[EXERCISE GOAL]
Below are entries to be transcribed exactly; exclude the pictures from the copy.

[Entries from a dataset]
....

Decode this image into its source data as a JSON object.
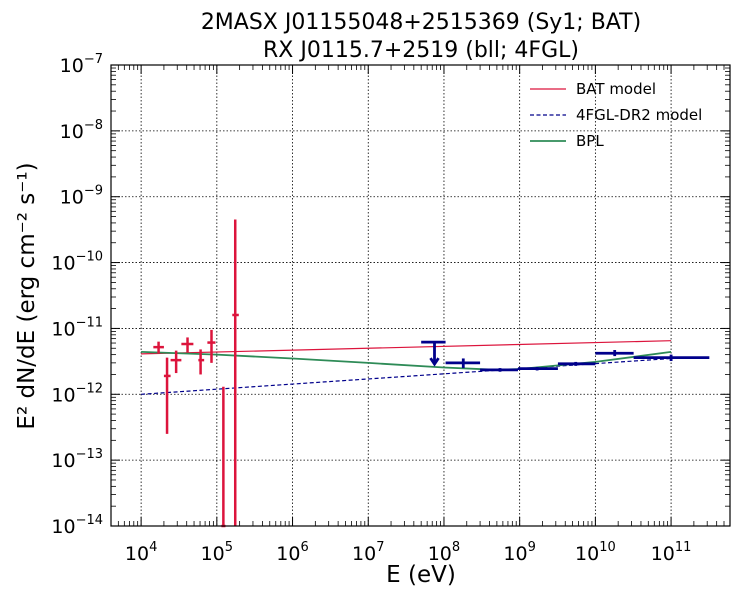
{
  "chart_data": {
    "type": "scatter",
    "title_line1": "2MASX J01155048+2515369 (Sy1; BAT)",
    "title_line2": "RX J0115.7+2519 (bll; 4FGL)",
    "xlabel": "E (eV)",
    "ylabel": "E² dN/dE (erg cm⁻² s⁻¹)",
    "x_scale": "log",
    "y_scale": "log",
    "xlim": [
      4000,
      600000000000.0
    ],
    "ylim": [
      1e-14,
      1e-07
    ],
    "grid": true,
    "legend_position": "top-right",
    "x_tick_labels": [
      {
        "value": 10000.0,
        "base": "10",
        "exp": "4"
      },
      {
        "value": 100000.0,
        "base": "10",
        "exp": "5"
      },
      {
        "value": 1000000.0,
        "base": "10",
        "exp": "6"
      },
      {
        "value": 10000000.0,
        "base": "10",
        "exp": "7"
      },
      {
        "value": 100000000.0,
        "base": "10",
        "exp": "8"
      },
      {
        "value": 1000000000.0,
        "base": "10",
        "exp": "9"
      },
      {
        "value": 10000000000.0,
        "base": "10",
        "exp": "10"
      },
      {
        "value": 100000000000.0,
        "base": "10",
        "exp": "11"
      }
    ],
    "y_tick_labels": [
      {
        "value": 1e-14,
        "base": "10",
        "exp": "−14"
      },
      {
        "value": 1e-13,
        "base": "10",
        "exp": "−13"
      },
      {
        "value": 1e-12,
        "base": "10",
        "exp": "−12"
      },
      {
        "value": 1e-11,
        "base": "10",
        "exp": "−11"
      },
      {
        "value": 1e-10,
        "base": "10",
        "exp": "−10"
      },
      {
        "value": 1e-09,
        "base": "10",
        "exp": "−9"
      },
      {
        "value": 1e-08,
        "base": "10",
        "exp": "−8"
      },
      {
        "value": 1e-07,
        "base": "10",
        "exp": "−7"
      }
    ],
    "legend": [
      {
        "label": "BAT model",
        "color": "#dc143c",
        "dash": "solid"
      },
      {
        "label": "4FGL-DR2 model",
        "color": "#00008b",
        "dash": "dashed"
      },
      {
        "label": "BPL",
        "color": "#2e8b57",
        "dash": "solid"
      }
    ],
    "lines": [
      {
        "name": "BAT model",
        "color": "#dc143c",
        "dash": "solid",
        "x": [
          10000.0,
          100000000000.0
        ],
        "y": [
          4.1e-12,
          6.5e-12
        ]
      },
      {
        "name": "4FGL-DR2 model",
        "color": "#00008b",
        "dash": "dashed",
        "x": [
          10000.0,
          100000000000.0
        ],
        "y": [
          1e-12,
          3.5e-12
        ]
      },
      {
        "name": "BPL",
        "color": "#2e8b57",
        "dash": "solid",
        "x": [
          10000.0,
          100000.0,
          1000000.0,
          10000000.0,
          100000000.0,
          500000000.0,
          1000000000.0,
          10000000000.0,
          100000000000.0
        ],
        "y": [
          4.4e-12,
          4e-12,
          3.5e-12,
          3e-12,
          2.55e-12,
          2.35e-12,
          2.42e-12,
          3.1e-12,
          4.4e-12
        ]
      }
    ],
    "bat_points": {
      "color": "#dc143c",
      "points": [
        {
          "x": 17000.0,
          "xlo": 14500.0,
          "xhi": 20000.0,
          "y": 5.2e-12,
          "ylo": 4.2e-12,
          "yhi": 6.3e-12,
          "upper_limit": false
        },
        {
          "x": 22000.0,
          "xlo": 20000.0,
          "xhi": 24500.0,
          "y": 1.9e-12,
          "ylo": 2.5e-13,
          "yhi": 3.6e-12,
          "upper_limit": false
        },
        {
          "x": 29000.0,
          "xlo": 24500.0,
          "xhi": 34000.0,
          "y": 3.3e-12,
          "ylo": 2.1e-12,
          "yhi": 4.6e-12,
          "upper_limit": false
        },
        {
          "x": 41000.0,
          "xlo": 34000.0,
          "xhi": 49000.0,
          "y": 5.8e-12,
          "ylo": 4.3e-12,
          "yhi": 7.3e-12,
          "upper_limit": false
        },
        {
          "x": 61000.0,
          "xlo": 57000.0,
          "xhi": 68000.0,
          "y": 3.3e-12,
          "ylo": 2e-12,
          "yhi": 4.8e-12,
          "upper_limit": false
        },
        {
          "x": 85000.0,
          "xlo": 75000.0,
          "xhi": 96000.0,
          "y": 6.1e-12,
          "ylo": 3e-12,
          "yhi": 9.5e-12,
          "upper_limit": false
        },
        {
          "x": 122000.0,
          "xlo": 115000.0,
          "xhi": 130000.0,
          "y": 1e-14,
          "ylo": 1e-14,
          "yhi": 1.3e-12,
          "upper_limit": false
        },
        {
          "x": 175000.0,
          "xlo": 160000.0,
          "xhi": 195000.0,
          "y": 1.6e-11,
          "ylo": 1e-14,
          "yhi": 4.5e-10,
          "upper_limit": false
        }
      ]
    },
    "fermi_points": {
      "color": "#00008b",
      "points": [
        {
          "x": 75000000.0,
          "xlo": 50000000.0,
          "xhi": 105000000.0,
          "y": 6.2e-12,
          "upper_limit": true
        },
        {
          "x": 180000000.0,
          "xlo": 105000000.0,
          "xhi": 300000000.0,
          "y": 3e-12,
          "ylo": 2.5e-12,
          "yhi": 3.5e-12,
          "upper_limit": false
        },
        {
          "x": 550000000.0,
          "xlo": 300000000.0,
          "xhi": 950000000.0,
          "y": 2.35e-12,
          "ylo": 2.2e-12,
          "yhi": 2.5e-12,
          "upper_limit": false
        },
        {
          "x": 1700000000.0,
          "xlo": 950000000.0,
          "xhi": 3200000000.0,
          "y": 2.45e-12,
          "ylo": 2.3e-12,
          "yhi": 2.6e-12,
          "upper_limit": false
        },
        {
          "x": 5500000000.0,
          "xlo": 3200000000.0,
          "xhi": 10000000000.0,
          "y": 2.9e-12,
          "ylo": 2.7e-12,
          "yhi": 3.1e-12,
          "upper_limit": false
        },
        {
          "x": 18000000000.0,
          "xlo": 10000000000.0,
          "xhi": 32000000000.0,
          "y": 4.2e-12,
          "ylo": 3.8e-12,
          "yhi": 4.7e-12,
          "upper_limit": false
        },
        {
          "x": 100000000000.0,
          "xlo": 32000000000.0,
          "xhi": 320000000000.0,
          "y": 3.6e-12,
          "ylo": 3.2e-12,
          "yhi": 4e-12,
          "upper_limit": false
        }
      ]
    }
  }
}
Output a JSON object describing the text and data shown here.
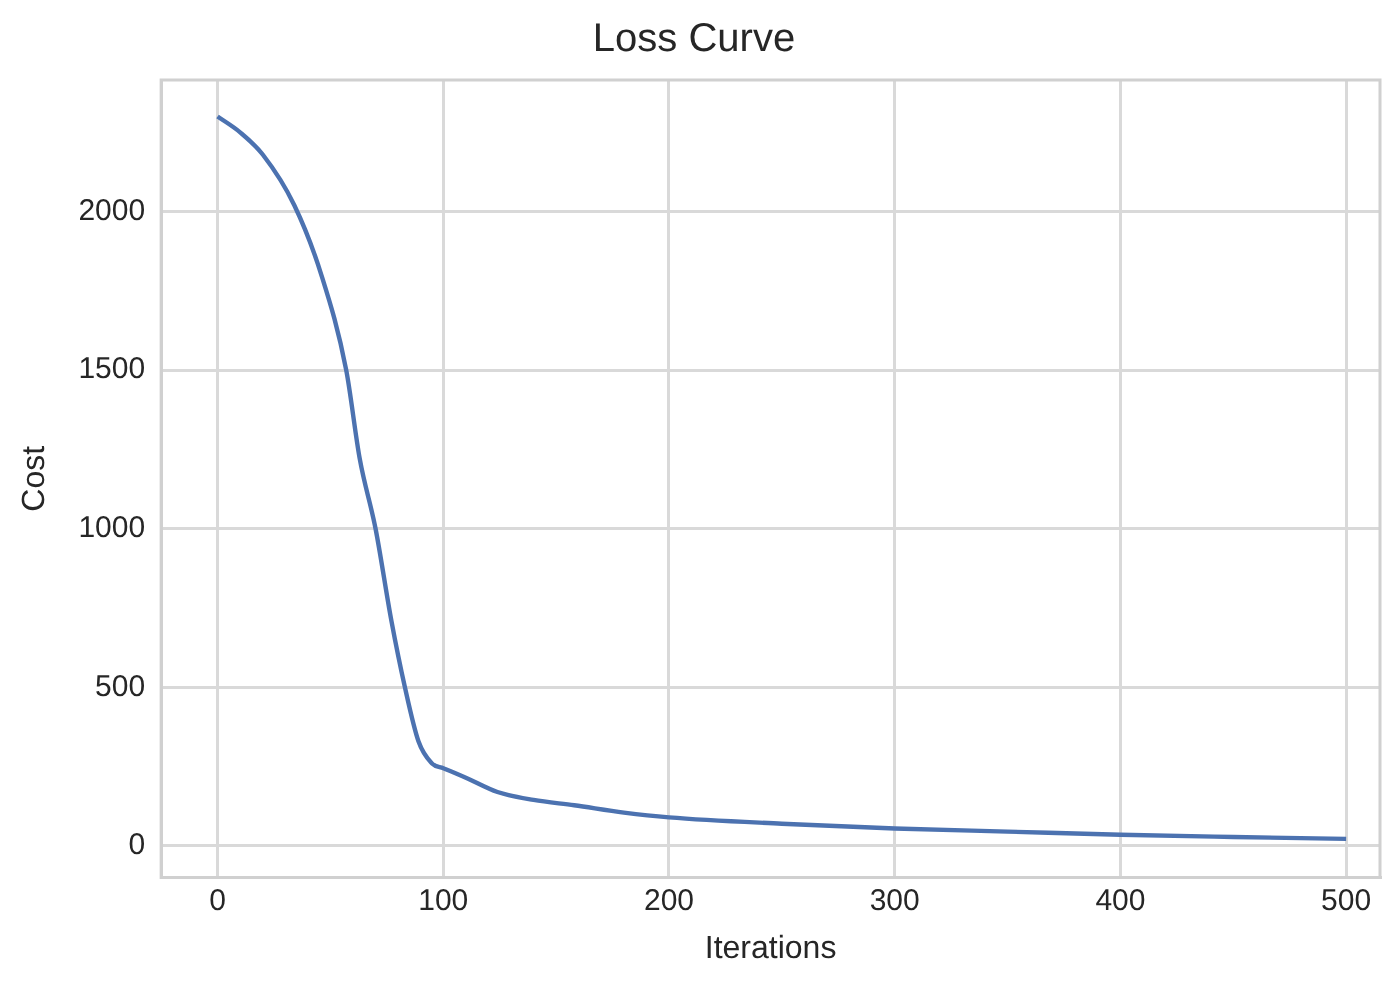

....

[SOLUTION]
Decode this image into its source data as a JSON object.
{
  "chart_data": {
    "type": "scatter",
    "title_line1": "2MASX J01155048+2515369 (Sy1; BAT)",
    "title_line2": "RX J0115.7+2519 (bll; 4FGL)",
    "xlabel": "E (eV)",
    "ylabel": "E² dN/dE (erg cm⁻² s⁻¹)",
    "x_scale": "log",
    "y_scale": "log",
    "xlim": [
      4000,
      600000000000.0
    ],
    "ylim": [
      1e-14,
      1e-07
    ],
    "grid": true,
    "legend_position": "top-right",
    "x_tick_labels": [
      {
        "value": 10000.0,
        "base": "10",
        "exp": "4"
      },
      {
        "value": 100000.0,
        "base": "10",
        "exp": "5"
      },
      {
        "value": 1000000.0,
        "base": "10",
        "exp": "6"
      },
      {
        "value": 10000000.0,
        "base": "10",
        "exp": "7"
      },
      {
        "value": 100000000.0,
        "base": "10",
        "exp": "8"
      },
      {
        "value": 1000000000.0,
        "base": "10",
        "exp": "9"
      },
      {
        "value": 10000000000.0,
        "base": "10",
        "exp": "10"
      },
      {
        "value": 100000000000.0,
        "base": "10",
        "exp": "11"
      }
    ],
    "y_tick_labels": [
      {
        "value": 1e-14,
        "base": "10",
        "exp": "−14"
      },
      {
        "value": 1e-13,
        "base": "10",
        "exp": "−13"
      },
      {
        "value": 1e-12,
        "base": "10",
        "exp": "−12"
      },
      {
        "value": 1e-11,
        "base": "10",
        "exp": "−11"
      },
      {
        "value": 1e-10,
        "base": "10",
        "exp": "−10"
      },
      {
        "value": 1e-09,
        "base": "10",
        "exp": "−9"
      },
      {
        "value": 1e-08,
        "base": "10",
        "exp": "−8"
      },
      {
        "value": 1e-07,
        "base": "10",
        "exp": "−7"
      }
    ],
    "legend": [
      {
        "label": "BAT model",
        "color": "#dc143c",
        "dash": "solid"
      },
      {
        "label": "4FGL-DR2 model",
        "color": "#00008b",
        "dash": "dashed"
      },
      {
        "label": "BPL",
        "color": "#2e8b57",
        "dash": "solid"
      }
    ],
    "lines": [
      {
        "name": "BAT model",
        "color": "#dc143c",
        "dash": "solid",
        "x": [
          10000.0,
          100000000000.0
        ],
        "y": [
          4.1e-12,
          6.5e-12
        ]
      },
      {
        "name": "4FGL-DR2 model",
        "color": "#00008b",
        "dash": "dashed",
        "x": [
          10000.0,
          100000000000.0
        ],
        "y": [
          1e-12,
          3.5e-12
        ]
      },
      {
        "name": "BPL",
        "color": "#2e8b57",
        "dash": "solid",
        "x": [
          10000.0,
          100000.0,
          1000000.0,
          10000000.0,
          100000000.0,
          500000000.0,
          1000000000.0,
          10000000000.0,
          100000000000.0
        ],
        "y": [
          4.4e-12,
          4e-12,
          3.5e-12,
          3e-12,
          2.55e-12,
          2.35e-12,
          2.42e-12,
          3.1e-12,
          4.4e-12
        ]
      }
    ],
    "bat_points": {
      "color": "#dc143c",
      "points": [
        {
          "x": 17000.0,
          "xlo": 14500.0,
          "xhi": 20000.0,
          "y": 5.2e-12,
          "ylo": 4.2e-12,
          "yhi": 6.3e-12,
          "upper_limit": false
        },
        {
          "x": 22000.0,
          "xlo": 20000.0,
          "xhi": 24500.0,
          "y": 1.9e-12,
          "ylo": 2.5e-13,
          "yhi": 3.6e-12,
          "upper_limit": false
        },
        {
          "x": 29000.0,
          "xlo": 24500.0,
          "xhi": 34000.0,
          "y": 3.3e-12,
          "ylo": 2.1e-12,
          "yhi": 4.6e-12,
          "upper_limit": false
        },
        {
          "x": 41000.0,
          "xlo": 34000.0,
          "xhi": 49000.0,
          "y": 5.8e-12,
          "ylo": 4.3e-12,
          "yhi": 7.3e-12,
          "upper_limit": false
        },
        {
          "x": 61000.0,
          "xlo": 57000.0,
          "xhi": 68000.0,
          "y": 3.3e-12,
          "ylo": 2e-12,
          "yhi": 4.8e-12,
          "upper_limit": false
        },
        {
          "x": 85000.0,
          "xlo": 75000.0,
          "xhi": 96000.0,
          "y": 6.1e-12,
          "ylo": 3e-12,
          "yhi": 9.5e-12,
          "upper_limit": false
        },
        {
          "x": 122000.0,
          "xlo": 115000.0,
          "xhi": 130000.0,
          "y": 1e-14,
          "ylo": 1e-14,
          "yhi": 1.3e-12,
          "upper_limit": false
        },
        {
          "x": 175000.0,
          "xlo": 160000.0,
          "xhi": 195000.0,
          "y": 1.6e-11,
          "ylo": 1e-14,
          "yhi": 4.5e-10,
          "upper_limit": false
        }
      ]
    },
    "fermi_points": {
      "color": "#00008b",
      "points": [
        {
          "x": 75000000.0,
          "xlo": 50000000.0,
          "xhi": 105000000.0,
          "y": 6.2e-12,
          "upper_limit": true
        },
        {
          "x": 180000000.0,
          "xlo": 105000000.0,
          "xhi": 300000000.0,
          "y": 3e-12,
          "ylo": 2.5e-12,
          "yhi": 3.5e-12,
          "upper_limit": false
        },
        {
          "x": 550000000.0,
          "xlo": 300000000.0,
          "xhi": 950000000.0,
          "y": 2.35e-12,
          "ylo": 2.2e-12,
          "yhi": 2.5e-12,
          "upper_limit": false
        },
        {
          "x": 1700000000.0,
          "xlo": 950000000.0,
          "xhi": 3200000000.0,
          "y": 2.45e-12,
          "ylo": 2.3e-12,
          "yhi": 2.6e-12,
          "upper_limit": false
        },
        {
          "x": 5500000000.0,
          "xlo": 3200000000.0,
          "xhi": 10000000000.0,
          "y": 2.9e-12,
          "ylo": 2.7e-12,
          "yhi": 3.1e-12,
          "upper_limit": false
        },
        {
          "x": 18000000000.0,
          "xlo": 10000000000.0,
          "xhi": 32000000000.0,
          "y": 4.2e-12,
          "ylo": 3.8e-12,
          "yhi": 4.7e-12,
          "upper_limit": false
        },
        {
          "x": 100000000000.0,
          "xlo": 32000000000.0,
          "xhi": 320000000000.0,
          "y": 3.6e-12,
          "ylo": 3.2e-12,
          "yhi": 4e-12,
          "upper_limit": false
        }
      ]
    }
  }
}
Output a JSON object describing the text and data shown here.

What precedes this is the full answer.